• [Direction]:
Transcribe every entry word for word. Skip the pictures.

--- START Entries ---

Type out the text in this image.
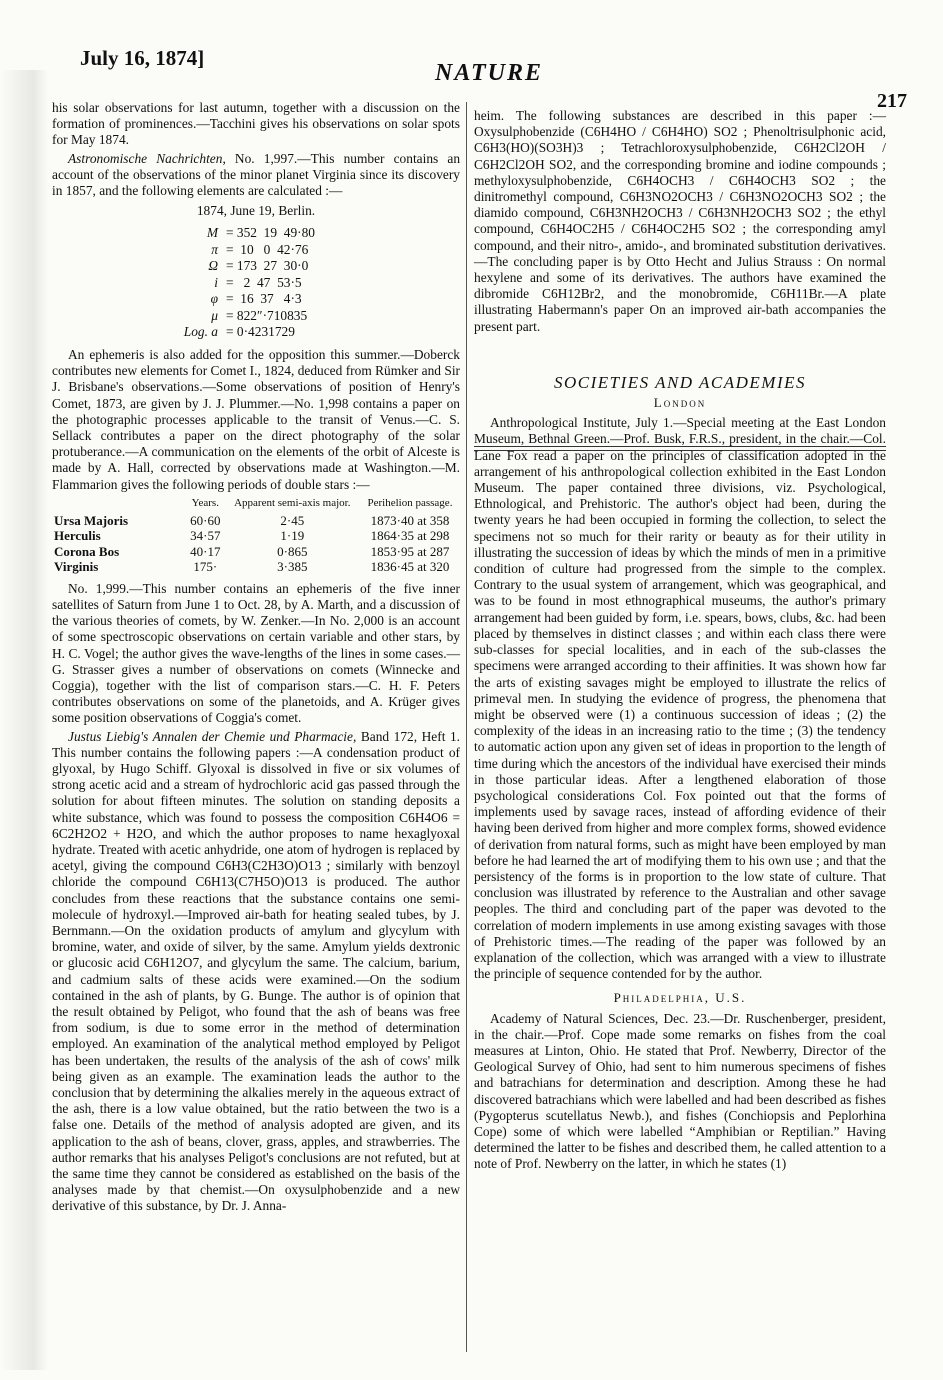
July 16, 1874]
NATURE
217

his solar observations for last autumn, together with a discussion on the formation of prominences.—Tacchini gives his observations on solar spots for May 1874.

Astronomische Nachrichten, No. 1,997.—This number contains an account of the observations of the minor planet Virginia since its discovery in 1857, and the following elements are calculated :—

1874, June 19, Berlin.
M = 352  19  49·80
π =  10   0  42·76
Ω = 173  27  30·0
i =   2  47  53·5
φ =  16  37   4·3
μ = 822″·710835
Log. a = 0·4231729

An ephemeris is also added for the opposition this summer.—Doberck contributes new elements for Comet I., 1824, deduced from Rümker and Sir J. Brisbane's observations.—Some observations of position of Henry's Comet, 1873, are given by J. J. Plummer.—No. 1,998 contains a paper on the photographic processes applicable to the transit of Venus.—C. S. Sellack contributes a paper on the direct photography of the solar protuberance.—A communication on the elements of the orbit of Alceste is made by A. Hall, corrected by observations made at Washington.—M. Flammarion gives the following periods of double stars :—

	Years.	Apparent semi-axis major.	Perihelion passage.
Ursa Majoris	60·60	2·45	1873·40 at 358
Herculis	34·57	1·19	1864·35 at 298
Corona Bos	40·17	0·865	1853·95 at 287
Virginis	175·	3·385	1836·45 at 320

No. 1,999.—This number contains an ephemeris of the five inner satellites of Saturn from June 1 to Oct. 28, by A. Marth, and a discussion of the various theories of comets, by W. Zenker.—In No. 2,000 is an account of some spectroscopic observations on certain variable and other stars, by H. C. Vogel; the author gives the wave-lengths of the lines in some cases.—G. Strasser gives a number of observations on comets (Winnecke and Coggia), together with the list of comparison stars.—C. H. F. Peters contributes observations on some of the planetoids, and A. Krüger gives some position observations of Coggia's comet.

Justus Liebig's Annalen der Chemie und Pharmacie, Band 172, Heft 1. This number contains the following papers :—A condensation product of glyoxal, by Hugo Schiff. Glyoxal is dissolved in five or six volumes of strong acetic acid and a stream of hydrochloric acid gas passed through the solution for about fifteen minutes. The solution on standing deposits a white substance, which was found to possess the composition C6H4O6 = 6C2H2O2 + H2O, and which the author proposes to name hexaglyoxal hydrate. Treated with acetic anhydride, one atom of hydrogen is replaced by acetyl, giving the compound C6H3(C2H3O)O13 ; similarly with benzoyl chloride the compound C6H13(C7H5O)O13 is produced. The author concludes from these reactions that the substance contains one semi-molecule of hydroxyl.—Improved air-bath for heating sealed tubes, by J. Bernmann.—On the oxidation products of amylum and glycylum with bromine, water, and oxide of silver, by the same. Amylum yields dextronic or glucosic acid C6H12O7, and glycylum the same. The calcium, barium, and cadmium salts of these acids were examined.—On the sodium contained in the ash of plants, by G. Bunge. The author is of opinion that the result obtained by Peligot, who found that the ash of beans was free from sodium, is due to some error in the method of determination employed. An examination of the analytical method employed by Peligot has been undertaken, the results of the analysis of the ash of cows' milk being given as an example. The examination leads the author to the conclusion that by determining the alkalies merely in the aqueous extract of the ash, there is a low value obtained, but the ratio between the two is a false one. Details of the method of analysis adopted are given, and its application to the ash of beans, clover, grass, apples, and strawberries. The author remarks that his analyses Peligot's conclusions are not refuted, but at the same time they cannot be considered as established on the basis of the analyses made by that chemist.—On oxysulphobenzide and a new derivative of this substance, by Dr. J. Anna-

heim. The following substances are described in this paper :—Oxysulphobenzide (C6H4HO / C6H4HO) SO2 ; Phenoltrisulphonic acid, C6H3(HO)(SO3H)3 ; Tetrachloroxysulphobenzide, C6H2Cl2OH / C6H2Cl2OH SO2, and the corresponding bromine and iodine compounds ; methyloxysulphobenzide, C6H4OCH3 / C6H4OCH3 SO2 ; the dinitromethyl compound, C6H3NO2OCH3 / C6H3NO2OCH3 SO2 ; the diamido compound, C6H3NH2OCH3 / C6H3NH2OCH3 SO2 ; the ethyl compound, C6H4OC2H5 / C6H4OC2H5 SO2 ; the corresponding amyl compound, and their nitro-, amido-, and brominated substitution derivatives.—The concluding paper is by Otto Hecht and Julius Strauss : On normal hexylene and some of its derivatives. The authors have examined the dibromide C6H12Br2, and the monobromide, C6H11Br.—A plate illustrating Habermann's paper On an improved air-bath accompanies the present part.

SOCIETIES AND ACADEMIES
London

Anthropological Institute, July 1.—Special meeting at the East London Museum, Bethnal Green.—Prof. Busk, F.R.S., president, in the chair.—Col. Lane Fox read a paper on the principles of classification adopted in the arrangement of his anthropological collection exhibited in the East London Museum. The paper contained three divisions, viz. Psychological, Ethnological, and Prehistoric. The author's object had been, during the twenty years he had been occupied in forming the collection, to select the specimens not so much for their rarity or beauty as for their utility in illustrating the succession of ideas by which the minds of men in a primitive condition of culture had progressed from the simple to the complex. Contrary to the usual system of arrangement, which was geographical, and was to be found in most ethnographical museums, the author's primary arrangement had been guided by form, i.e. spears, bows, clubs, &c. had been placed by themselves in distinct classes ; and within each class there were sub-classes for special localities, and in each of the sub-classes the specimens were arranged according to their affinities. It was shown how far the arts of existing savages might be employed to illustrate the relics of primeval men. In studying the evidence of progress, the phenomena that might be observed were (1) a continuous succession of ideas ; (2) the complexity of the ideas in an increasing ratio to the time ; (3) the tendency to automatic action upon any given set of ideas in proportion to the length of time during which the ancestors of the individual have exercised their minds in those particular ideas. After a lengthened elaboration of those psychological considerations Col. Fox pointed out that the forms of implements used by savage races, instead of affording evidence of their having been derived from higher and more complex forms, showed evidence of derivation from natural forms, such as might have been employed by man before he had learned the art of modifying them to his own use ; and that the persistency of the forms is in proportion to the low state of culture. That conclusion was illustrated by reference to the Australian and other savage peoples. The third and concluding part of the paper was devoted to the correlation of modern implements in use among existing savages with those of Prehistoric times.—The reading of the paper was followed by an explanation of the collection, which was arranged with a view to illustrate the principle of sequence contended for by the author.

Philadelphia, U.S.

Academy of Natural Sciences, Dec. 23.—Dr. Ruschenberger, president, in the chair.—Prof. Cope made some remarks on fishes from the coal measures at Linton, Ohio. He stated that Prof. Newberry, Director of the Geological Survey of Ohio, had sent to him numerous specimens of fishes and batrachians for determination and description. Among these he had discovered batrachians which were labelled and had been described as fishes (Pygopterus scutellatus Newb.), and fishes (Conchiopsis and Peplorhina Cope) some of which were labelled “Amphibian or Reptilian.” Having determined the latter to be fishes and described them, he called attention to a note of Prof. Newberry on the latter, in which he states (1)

--- END Entries ---

• [Exercise result]:
Type out the text in this image.
July 16, 1874]
NATURE
217

his solar observations for last autumn, together with a discussion on the formation of prominences.—Tacchini gives his observations on solar spots for May 1874.

Astronomische Nachrichten, No. 1,997.—This number contains an account of the observations of the minor planet Virginia since its discovery in 1857, and the following elements are calculated :—

1874, June 19, Berlin.
M = 352  19  49·80
π =  10   0  42·76
Ω = 173  27  30·0
i =   2  47  53·5
φ =  16  37   4·3
μ = 822″·710835
Log. a = 0·4231729

An ephemeris is also added for the opposition this summer.—Doberck contributes new elements for Comet I., 1824, deduced from Rümker and Sir J. Brisbane's observations.—Some observations of position of Henry's Comet, 1873, are given by J. J. Plummer.—No. 1,998 contains a paper on the photographic processes applicable to the transit of Venus.—C. S. Sellack contributes a paper on the direct photography of the solar protuberance.—A communication on the elements of the orbit of Alceste is made by A. Hall, corrected by observations made at Washington.—M. Flammarion gives the following periods of double stars :—

	Years.	Apparent semi-axis major.	Perihelion passage.
Ursa Majoris	60·60	2·45	1873·40 at 358
Herculis	34·57	1·19	1864·35 at 298
Corona Bos	40·17	0·865	1853·95 at 287
Virginis	175·	3·385	1836·45 at 320

No. 1,999.—This number contains an ephemeris of the five inner satellites of Saturn from June 1 to Oct. 28, by A. Marth, and a discussion of the various theories of comets, by W. Zenker.—In No. 2,000 is an account of some spectroscopic observations on certain variable and other stars, by H. C. Vogel; the author gives the wave-lengths of the lines in some cases.—G. Strasser gives a number of observations on comets (Winnecke and Coggia), together with the list of comparison stars.—C. H. F. Peters contributes observations on some of the planetoids, and A. Krüger gives some position observations of Coggia's comet.

Justus Liebig's Annalen der Chemie und Pharmacie, Band 172, Heft 1. This number contains the following papers :—A condensation product of glyoxal, by Hugo Schiff. Glyoxal is dissolved in five or six volumes of strong acetic acid and a stream of hydrochloric acid gas passed through the solution for about fifteen minutes. The solution on standing deposits a white substance, which was found to possess the composition C6H4O6 = 6C2H2O2 + H2O, and which the author proposes to name hexaglyoxal hydrate. Treated with acetic anhydride, one atom of hydrogen is replaced by acetyl, giving the compound C6H3(C2H3O)O13 ; similarly with benzoyl chloride the compound C6H13(C7H5O)O13 is produced. The author concludes from these reactions that the substance contains one semi-molecule of hydroxyl.—Improved air-bath for heating sealed tubes, by J. Bernmann.—On the oxidation products of amylum and glycylum with bromine, water, and oxide of silver, by the same. Amylum yields dextronic or glucosic acid C6H12O7, and glycylum the same. The calcium, barium, and cadmium salts of these acids were examined.—On the sodium contained in the ash of plants, by G. Bunge. The author is of opinion that the result obtained by Peligot, who found that the ash of beans was free from sodium, is due to some error in the method of determination employed. An examination of the analytical method employed by Peligot has been undertaken, the results of the analysis of the ash of cows' milk being given as an example. The examination leads the author to the conclusion that by determining the alkalies merely in the aqueous extract of the ash, there is a low value obtained, but the ratio between the two is a false one. Details of the method of analysis adopted are given, and its application to the ash of beans, clover, grass, apples, and strawberries. The author remarks that his analyses Peligot's conclusions are not refuted, but at the same time they cannot be considered as established on the basis of the analyses made by that chemist.—On oxysulphobenzide and a new derivative of this substance, by Dr. J. Anna-

heim. The following substances are described in this paper :—Oxysulphobenzide (C6H4HO / C6H4HO) SO2 ; Phenoltrisulphonic acid, C6H3(HO)(SO3H)3 ; Tetrachloroxysulphobenzide, C6H2Cl2OH / C6H2Cl2OH SO2, and the corresponding bromine and iodine compounds ; methyloxysulphobenzide, C6H4OCH3 / C6H4OCH3 SO2 ; the dinitromethyl compound, C6H3NO2OCH3 / C6H3NO2OCH3 SO2 ; the diamido compound, C6H3NH2OCH3 / C6H3NH2OCH3 SO2 ; the ethyl compound, C6H4OC2H5 / C6H4OC2H5 SO2 ; the corresponding amyl compound, and their nitro-, amido-, and brominated substitution derivatives.—The concluding paper is by Otto Hecht and Julius Strauss : On normal hexylene and some of its derivatives. The authors have examined the dibromide C6H12Br2, and the monobromide, C6H11Br.—A plate illustrating Habermann's paper On an improved air-bath accompanies the present part.

SOCIETIES AND ACADEMIES
London

Anthropological Institute, July 1.—Special meeting at the East London Museum, Bethnal Green.—Prof. Busk, F.R.S., president, in the chair.—Col. Lane Fox read a paper on the principles of classification adopted in the arrangement of his anthropological collection exhibited in the East London Museum. The paper contained three divisions, viz. Psychological, Ethnological, and Prehistoric. The author's object had been, during the twenty years he had been occupied in forming the collection, to select the specimens not so much for their rarity or beauty as for their utility in illustrating the succession of ideas by which the minds of men in a primitive condition of culture had progressed from the simple to the complex. Contrary to the usual system of arrangement, which was geographical, and was to be found in most ethnographical museums, the author's primary arrangement had been guided by form, i.e. spears, bows, clubs, &c. had been placed by themselves in distinct classes ; and within each class there were sub-classes for special localities, and in each of the sub-classes the specimens were arranged according to their affinities. It was shown how far the arts of existing savages might be employed to illustrate the relics of primeval men. In studying the evidence of progress, the phenomena that might be observed were (1) a continuous succession of ideas ; (2) the complexity of the ideas in an increasing ratio to the time ; (3) the tendency to automatic action upon any given set of ideas in proportion to the length of time during which the ancestors of the individual have exercised their minds in those particular ideas. After a lengthened elaboration of those psychological considerations Col. Fox pointed out that the forms of implements used by savage races, instead of affording evidence of their having been derived from higher and more complex forms, showed evidence of derivation from natural forms, such as might have been employed by man before he had learned the art of modifying them to his own use ; and that the persistency of the forms is in proportion to the low state of culture. That conclusion was illustrated by reference to the Australian and other savage peoples. The third and concluding part of the paper was devoted to the correlation of modern implements in use among existing savages with those of Prehistoric times.—The reading of the paper was followed by an explanation of the collection, which was arranged with a view to illustrate the principle of sequence contended for by the author.

Philadelphia, U.S.

Academy of Natural Sciences, Dec. 23.—Dr. Ruschenberger, president, in the chair.—Prof. Cope made some remarks on fishes from the coal measures at Linton, Ohio. He stated that Prof. Newberry, Director of the Geological Survey of Ohio, had sent to him numerous specimens of fishes and batrachians for determination and description. Among these he had discovered batrachians which were labelled and had been described as fishes (Pygopterus scutellatus Newb.), and fishes (Conchiopsis and Peplorhina Cope) some of which were labelled “Amphibian or Reptilian.” Having determined the latter to be fishes and described them, he called attention to a note of Prof. Newberry on the latter, in which he states (1)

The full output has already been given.